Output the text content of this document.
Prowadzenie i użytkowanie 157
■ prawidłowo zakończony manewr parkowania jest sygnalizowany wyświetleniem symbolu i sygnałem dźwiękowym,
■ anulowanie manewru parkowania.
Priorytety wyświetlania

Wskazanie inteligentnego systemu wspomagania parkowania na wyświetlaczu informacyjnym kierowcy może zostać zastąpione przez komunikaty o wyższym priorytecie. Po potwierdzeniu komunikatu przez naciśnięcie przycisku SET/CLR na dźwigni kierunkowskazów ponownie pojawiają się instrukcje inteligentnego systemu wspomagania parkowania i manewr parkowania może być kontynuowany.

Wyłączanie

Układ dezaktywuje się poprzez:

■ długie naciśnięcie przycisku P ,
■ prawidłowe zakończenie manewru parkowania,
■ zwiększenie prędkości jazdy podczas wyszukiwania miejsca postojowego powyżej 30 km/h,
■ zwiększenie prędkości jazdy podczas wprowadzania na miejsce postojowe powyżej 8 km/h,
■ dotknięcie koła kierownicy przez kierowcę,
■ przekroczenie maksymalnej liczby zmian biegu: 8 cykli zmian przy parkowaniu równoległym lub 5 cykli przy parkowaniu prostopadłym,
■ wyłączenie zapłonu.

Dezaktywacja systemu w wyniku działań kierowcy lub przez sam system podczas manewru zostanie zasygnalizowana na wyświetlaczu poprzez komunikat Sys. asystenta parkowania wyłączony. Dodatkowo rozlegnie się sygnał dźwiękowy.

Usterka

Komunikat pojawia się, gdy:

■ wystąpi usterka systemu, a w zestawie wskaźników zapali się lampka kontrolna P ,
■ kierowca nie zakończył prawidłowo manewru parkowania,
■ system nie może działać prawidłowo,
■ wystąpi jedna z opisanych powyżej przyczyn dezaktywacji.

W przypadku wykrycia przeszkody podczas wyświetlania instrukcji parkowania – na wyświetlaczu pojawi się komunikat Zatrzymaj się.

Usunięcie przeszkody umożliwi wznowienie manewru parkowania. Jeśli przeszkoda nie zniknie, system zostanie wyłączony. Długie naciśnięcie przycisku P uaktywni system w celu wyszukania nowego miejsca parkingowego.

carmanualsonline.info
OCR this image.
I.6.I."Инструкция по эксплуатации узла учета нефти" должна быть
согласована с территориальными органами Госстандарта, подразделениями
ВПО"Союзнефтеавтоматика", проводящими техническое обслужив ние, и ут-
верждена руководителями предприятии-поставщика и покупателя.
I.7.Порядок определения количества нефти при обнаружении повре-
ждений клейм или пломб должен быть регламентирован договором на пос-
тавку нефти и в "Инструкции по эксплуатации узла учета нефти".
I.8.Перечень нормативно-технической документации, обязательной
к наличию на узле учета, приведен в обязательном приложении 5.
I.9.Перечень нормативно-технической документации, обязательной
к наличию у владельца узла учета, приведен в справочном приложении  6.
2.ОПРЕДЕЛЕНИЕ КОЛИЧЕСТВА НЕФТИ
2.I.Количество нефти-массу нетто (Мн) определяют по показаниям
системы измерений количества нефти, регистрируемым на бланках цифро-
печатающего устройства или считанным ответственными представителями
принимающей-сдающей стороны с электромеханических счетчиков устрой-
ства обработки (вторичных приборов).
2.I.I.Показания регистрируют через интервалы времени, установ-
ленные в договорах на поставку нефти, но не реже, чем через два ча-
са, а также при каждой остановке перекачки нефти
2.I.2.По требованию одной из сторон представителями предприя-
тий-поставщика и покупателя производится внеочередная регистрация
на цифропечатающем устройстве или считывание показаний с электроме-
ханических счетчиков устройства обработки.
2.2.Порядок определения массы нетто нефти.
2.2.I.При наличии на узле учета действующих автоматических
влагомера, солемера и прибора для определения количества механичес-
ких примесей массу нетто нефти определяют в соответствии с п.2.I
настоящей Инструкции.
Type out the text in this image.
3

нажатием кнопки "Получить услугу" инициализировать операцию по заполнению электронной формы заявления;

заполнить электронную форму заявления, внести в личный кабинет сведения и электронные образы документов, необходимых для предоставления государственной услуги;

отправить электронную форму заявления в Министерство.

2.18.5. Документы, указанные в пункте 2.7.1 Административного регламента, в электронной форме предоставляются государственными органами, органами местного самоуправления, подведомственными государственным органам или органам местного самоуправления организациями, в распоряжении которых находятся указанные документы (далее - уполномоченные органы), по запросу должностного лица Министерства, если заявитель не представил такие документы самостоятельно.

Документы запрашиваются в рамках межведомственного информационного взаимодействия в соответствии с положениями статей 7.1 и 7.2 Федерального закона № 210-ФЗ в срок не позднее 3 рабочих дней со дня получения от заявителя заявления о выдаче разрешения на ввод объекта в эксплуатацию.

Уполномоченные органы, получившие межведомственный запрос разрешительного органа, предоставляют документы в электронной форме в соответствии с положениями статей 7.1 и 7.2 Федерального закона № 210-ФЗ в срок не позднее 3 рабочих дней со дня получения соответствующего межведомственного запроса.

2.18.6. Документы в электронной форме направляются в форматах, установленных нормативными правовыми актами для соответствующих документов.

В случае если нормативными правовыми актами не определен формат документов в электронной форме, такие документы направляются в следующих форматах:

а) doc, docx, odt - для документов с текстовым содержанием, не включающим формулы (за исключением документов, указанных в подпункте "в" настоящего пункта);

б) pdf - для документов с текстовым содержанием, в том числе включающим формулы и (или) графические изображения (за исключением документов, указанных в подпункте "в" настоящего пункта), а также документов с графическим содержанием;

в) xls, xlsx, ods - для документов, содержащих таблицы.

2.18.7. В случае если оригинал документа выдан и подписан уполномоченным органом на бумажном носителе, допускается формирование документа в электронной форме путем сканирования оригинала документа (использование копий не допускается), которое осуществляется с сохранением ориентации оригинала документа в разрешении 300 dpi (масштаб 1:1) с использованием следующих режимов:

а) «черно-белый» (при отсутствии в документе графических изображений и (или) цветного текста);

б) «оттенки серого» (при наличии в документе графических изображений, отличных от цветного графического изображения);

→ **Exercise brief**: State how many lines of the entries above include the word "направляются", offering no text other than the number.

→ **Full response**: 2